● SET TASK: Omit the pictures from the entries below and retype everything else exactly.

● ENTRIES SHOWN:

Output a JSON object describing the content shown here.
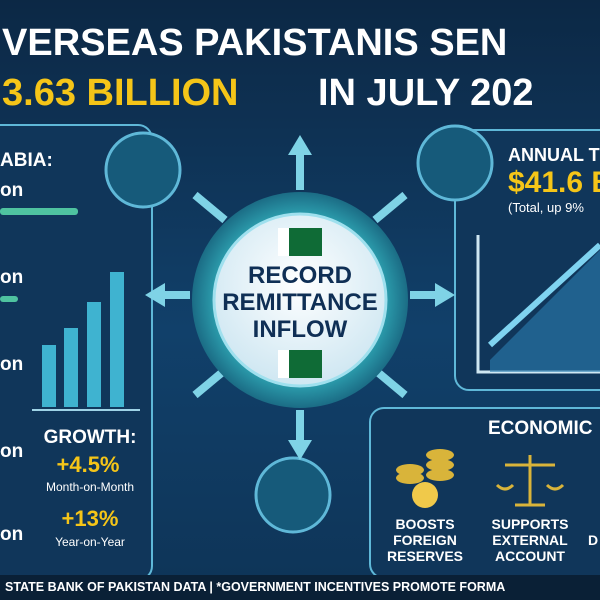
{
  "header": {
    "line1": "VERSEAS PAKISTANIS SEN",
    "amount": "3.63 BILLION",
    "line2_rest": "IN JULY 202"
  },
  "left_panel": {
    "country": "ABIA:",
    "items": [
      "on",
      "on",
      "on",
      "on",
      "on"
    ],
    "growth": {
      "title": "GROWTH:",
      "mom_value": "+4.5%",
      "mom_label": "Month-on-Month",
      "yoy_value": "+13%",
      "yoy_label": "Year-on-Year"
    }
  },
  "center": {
    "line1": "RECORD",
    "line2": "REMITTANCE",
    "line3": "INFLOW"
  },
  "annual": {
    "title": "ANNUAL T",
    "value": "$41.6 B",
    "note": "(Total, up 9%"
  },
  "economic": {
    "title": "ECONOMIC",
    "items": [
      {
        "line1": "BOOSTS",
        "line2": "FOREIGN",
        "line3": "RESERVES"
      },
      {
        "line1": "SUPPORTS",
        "line2": "EXTERNAL",
        "line3": "ACCOUNT"
      }
    ],
    "partial": "D"
  },
  "footer": "STATE BANK OF PAKISTAN DATA | *GOVERNMENT INCENTIVES PROMOTE FORMA"
}
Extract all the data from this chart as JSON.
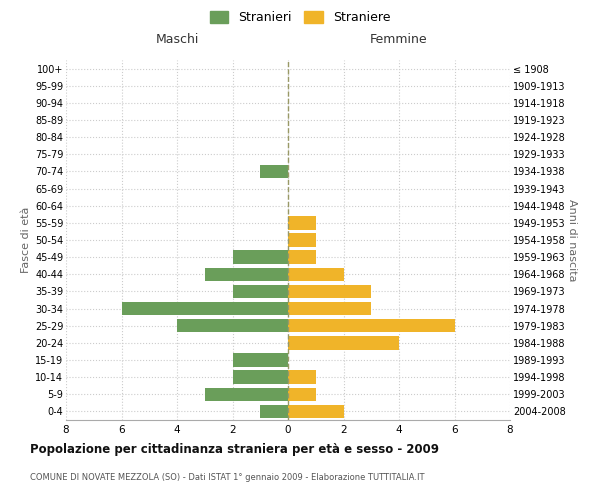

● RESULT OF THIS EXERCISE:
Output a JSON object describing the content shown here.
{
  "header": {
    "line1": "VERSEAS PAKISTANIS SEN",
    "amount": "3.63 BILLION",
    "line2_rest": "IN JULY 202"
  },
  "left_panel": {
    "country": "ABIA:",
    "items": [
      "on",
      "on",
      "on",
      "on",
      "on"
    ],
    "growth": {
      "title": "GROWTH:",
      "mom_value": "+4.5%",
      "mom_label": "Month-on-Month",
      "yoy_value": "+13%",
      "yoy_label": "Year-on-Year"
    }
  },
  "center": {
    "line1": "RECORD",
    "line2": "REMITTANCE",
    "line3": "INFLOW"
  },
  "annual": {
    "title": "ANNUAL T",
    "value": "$41.6 B",
    "note": "(Total, up 9%"
  },
  "economic": {
    "title": "ECONOMIC",
    "items": [
      {
        "line1": "BOOSTS",
        "line2": "FOREIGN",
        "line3": "RESERVES"
      },
      {
        "line1": "SUPPORTS",
        "line2": "EXTERNAL",
        "line3": "ACCOUNT"
      }
    ],
    "partial": "D"
  },
  "footer": "STATE BANK OF PAKISTAN DATA | *GOVERNMENT INCENTIVES PROMOTE FORMA"
}
Extract all the data from this chart as JSON.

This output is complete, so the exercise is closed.